The request: Collect from the data below each line with "Dive".

[Dataset items]
###

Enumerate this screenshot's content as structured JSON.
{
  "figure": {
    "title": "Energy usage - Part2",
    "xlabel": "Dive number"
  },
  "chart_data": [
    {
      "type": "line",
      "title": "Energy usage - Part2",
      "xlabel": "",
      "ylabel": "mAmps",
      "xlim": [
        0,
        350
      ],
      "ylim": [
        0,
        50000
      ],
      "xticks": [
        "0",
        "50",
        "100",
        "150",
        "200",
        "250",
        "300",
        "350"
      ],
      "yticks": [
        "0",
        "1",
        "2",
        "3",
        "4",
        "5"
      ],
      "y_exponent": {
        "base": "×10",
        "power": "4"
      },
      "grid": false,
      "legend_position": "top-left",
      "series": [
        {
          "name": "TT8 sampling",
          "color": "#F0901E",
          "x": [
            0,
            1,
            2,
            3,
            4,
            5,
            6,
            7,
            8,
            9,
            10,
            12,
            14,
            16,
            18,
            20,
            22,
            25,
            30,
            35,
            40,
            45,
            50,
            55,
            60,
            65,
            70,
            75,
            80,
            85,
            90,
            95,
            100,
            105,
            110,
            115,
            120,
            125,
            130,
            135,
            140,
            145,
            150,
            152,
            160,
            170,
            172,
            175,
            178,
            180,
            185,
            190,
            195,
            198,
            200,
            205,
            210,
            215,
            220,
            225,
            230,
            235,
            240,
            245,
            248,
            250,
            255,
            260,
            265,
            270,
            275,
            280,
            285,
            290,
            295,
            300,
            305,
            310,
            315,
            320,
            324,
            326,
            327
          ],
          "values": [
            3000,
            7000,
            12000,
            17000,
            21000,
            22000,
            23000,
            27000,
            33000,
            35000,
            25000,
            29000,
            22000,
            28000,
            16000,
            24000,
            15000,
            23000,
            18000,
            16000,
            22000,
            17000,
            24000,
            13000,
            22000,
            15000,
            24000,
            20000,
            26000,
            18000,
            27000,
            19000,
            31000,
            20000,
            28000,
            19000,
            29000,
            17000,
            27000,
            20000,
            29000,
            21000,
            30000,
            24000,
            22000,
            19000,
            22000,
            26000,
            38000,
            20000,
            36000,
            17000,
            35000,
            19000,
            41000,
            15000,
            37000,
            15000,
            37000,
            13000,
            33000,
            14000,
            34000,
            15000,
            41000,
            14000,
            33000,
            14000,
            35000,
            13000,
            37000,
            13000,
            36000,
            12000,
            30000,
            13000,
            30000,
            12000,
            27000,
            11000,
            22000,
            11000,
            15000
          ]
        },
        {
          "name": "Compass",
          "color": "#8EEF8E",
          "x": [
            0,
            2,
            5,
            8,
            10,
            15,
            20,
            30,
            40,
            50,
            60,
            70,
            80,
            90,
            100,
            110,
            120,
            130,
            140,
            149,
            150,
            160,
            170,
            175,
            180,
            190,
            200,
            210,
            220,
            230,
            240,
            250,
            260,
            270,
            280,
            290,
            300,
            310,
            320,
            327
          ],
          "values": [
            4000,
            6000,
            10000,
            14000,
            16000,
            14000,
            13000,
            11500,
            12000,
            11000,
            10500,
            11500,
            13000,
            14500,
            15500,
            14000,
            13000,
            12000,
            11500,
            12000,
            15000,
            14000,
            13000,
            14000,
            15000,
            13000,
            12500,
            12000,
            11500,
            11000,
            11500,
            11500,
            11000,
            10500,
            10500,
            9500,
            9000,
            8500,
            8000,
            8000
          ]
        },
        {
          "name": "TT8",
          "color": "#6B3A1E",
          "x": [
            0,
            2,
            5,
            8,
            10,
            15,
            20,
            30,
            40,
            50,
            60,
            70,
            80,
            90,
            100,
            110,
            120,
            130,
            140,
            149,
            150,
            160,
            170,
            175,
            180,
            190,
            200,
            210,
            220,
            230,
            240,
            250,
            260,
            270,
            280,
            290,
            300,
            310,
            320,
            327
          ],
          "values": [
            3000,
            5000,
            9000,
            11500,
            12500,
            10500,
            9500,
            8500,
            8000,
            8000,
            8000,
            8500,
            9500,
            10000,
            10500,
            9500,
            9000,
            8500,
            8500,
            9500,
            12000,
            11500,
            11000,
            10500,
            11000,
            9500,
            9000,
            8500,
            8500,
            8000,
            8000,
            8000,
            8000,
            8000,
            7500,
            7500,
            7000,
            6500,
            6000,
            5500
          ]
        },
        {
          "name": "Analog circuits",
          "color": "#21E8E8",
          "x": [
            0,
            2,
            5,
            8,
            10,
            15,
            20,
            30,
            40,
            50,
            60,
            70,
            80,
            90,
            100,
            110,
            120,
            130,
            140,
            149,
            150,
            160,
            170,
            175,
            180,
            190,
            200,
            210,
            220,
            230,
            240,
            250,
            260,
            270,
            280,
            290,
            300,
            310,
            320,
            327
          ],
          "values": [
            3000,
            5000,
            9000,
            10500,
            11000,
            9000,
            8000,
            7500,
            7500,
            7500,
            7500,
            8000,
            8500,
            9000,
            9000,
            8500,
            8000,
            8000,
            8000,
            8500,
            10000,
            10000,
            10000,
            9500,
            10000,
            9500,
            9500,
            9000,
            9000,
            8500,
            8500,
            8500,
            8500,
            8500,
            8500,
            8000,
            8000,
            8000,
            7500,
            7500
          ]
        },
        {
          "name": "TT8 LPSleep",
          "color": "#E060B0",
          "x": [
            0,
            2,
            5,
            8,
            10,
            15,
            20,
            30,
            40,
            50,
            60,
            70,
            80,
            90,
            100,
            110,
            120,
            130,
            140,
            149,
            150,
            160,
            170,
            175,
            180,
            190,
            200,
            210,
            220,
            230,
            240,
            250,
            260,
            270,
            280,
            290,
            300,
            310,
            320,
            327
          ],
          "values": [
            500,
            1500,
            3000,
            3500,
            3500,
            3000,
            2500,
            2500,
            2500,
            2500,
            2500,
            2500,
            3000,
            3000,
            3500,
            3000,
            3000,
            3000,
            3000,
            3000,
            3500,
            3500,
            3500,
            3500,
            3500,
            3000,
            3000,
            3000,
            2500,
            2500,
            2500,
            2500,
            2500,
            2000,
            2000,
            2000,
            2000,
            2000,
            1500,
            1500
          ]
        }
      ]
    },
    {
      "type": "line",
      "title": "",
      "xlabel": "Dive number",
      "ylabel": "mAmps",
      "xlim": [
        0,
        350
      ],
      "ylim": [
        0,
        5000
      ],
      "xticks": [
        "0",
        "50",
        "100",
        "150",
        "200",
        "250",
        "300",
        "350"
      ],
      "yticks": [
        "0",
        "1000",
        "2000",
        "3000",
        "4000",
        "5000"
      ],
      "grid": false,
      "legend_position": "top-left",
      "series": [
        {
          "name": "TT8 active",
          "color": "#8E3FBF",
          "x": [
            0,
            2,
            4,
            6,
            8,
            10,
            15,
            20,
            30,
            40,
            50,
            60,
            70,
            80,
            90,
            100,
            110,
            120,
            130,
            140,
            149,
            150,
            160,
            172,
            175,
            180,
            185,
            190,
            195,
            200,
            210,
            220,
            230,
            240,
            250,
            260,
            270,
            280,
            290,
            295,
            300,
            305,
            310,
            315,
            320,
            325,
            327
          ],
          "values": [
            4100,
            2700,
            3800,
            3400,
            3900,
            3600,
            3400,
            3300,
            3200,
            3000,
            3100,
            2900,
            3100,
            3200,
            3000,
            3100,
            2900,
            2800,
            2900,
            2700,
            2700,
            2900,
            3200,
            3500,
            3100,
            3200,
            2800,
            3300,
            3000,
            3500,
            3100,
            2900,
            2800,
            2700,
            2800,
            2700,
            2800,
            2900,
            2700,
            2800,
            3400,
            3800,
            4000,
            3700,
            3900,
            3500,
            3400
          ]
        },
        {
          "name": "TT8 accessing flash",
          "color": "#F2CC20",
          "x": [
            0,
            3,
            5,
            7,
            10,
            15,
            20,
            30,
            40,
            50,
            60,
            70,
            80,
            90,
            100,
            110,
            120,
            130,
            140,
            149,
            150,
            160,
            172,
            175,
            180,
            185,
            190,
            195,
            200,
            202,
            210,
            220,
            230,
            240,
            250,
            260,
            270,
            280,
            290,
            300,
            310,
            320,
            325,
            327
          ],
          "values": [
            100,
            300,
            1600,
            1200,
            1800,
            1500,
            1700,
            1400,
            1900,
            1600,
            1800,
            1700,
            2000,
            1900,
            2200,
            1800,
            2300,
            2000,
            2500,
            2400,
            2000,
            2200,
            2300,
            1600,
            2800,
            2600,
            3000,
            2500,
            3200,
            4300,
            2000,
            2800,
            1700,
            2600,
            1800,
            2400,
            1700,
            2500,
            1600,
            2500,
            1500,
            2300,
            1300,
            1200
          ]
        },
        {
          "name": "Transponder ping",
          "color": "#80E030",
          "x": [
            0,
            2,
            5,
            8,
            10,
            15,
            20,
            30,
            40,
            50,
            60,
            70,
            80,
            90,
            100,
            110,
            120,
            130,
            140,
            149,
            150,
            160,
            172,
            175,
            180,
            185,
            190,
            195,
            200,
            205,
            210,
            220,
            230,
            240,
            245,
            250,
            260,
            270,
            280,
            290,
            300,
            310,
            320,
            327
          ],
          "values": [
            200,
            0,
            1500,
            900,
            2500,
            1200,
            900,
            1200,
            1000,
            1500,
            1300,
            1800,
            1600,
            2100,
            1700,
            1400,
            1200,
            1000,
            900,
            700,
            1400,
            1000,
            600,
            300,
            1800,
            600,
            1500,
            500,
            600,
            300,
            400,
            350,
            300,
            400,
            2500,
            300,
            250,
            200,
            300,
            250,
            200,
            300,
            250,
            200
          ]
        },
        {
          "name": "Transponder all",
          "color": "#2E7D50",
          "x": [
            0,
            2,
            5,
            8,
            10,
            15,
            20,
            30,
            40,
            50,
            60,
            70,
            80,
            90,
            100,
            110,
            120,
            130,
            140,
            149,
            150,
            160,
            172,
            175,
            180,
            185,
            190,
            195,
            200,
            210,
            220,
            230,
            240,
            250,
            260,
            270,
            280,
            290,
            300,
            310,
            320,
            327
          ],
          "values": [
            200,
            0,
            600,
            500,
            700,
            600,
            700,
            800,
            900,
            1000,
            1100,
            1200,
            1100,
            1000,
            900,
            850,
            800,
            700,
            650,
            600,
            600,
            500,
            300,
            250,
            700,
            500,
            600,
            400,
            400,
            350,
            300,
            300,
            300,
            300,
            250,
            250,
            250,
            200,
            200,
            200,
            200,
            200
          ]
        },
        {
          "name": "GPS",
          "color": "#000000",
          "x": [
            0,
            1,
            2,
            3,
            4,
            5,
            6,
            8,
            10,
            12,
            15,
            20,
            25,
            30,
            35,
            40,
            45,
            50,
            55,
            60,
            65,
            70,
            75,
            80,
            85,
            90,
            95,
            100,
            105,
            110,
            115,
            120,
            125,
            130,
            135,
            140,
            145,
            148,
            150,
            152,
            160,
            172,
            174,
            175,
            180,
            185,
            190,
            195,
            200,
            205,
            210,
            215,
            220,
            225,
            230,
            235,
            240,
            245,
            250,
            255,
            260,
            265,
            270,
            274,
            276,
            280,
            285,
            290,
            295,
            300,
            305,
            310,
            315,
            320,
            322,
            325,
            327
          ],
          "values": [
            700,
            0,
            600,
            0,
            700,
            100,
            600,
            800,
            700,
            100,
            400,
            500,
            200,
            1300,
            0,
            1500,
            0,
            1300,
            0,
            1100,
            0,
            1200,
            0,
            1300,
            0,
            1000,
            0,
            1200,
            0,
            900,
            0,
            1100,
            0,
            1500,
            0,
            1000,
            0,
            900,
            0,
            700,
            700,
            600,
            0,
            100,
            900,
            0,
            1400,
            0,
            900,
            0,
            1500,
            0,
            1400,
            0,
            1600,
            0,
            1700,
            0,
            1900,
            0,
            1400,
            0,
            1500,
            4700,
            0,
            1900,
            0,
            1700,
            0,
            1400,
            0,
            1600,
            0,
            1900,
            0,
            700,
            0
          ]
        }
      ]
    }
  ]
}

###

Final result:
    "xlabel": "Dive number"
      "xlabel": "Dive number",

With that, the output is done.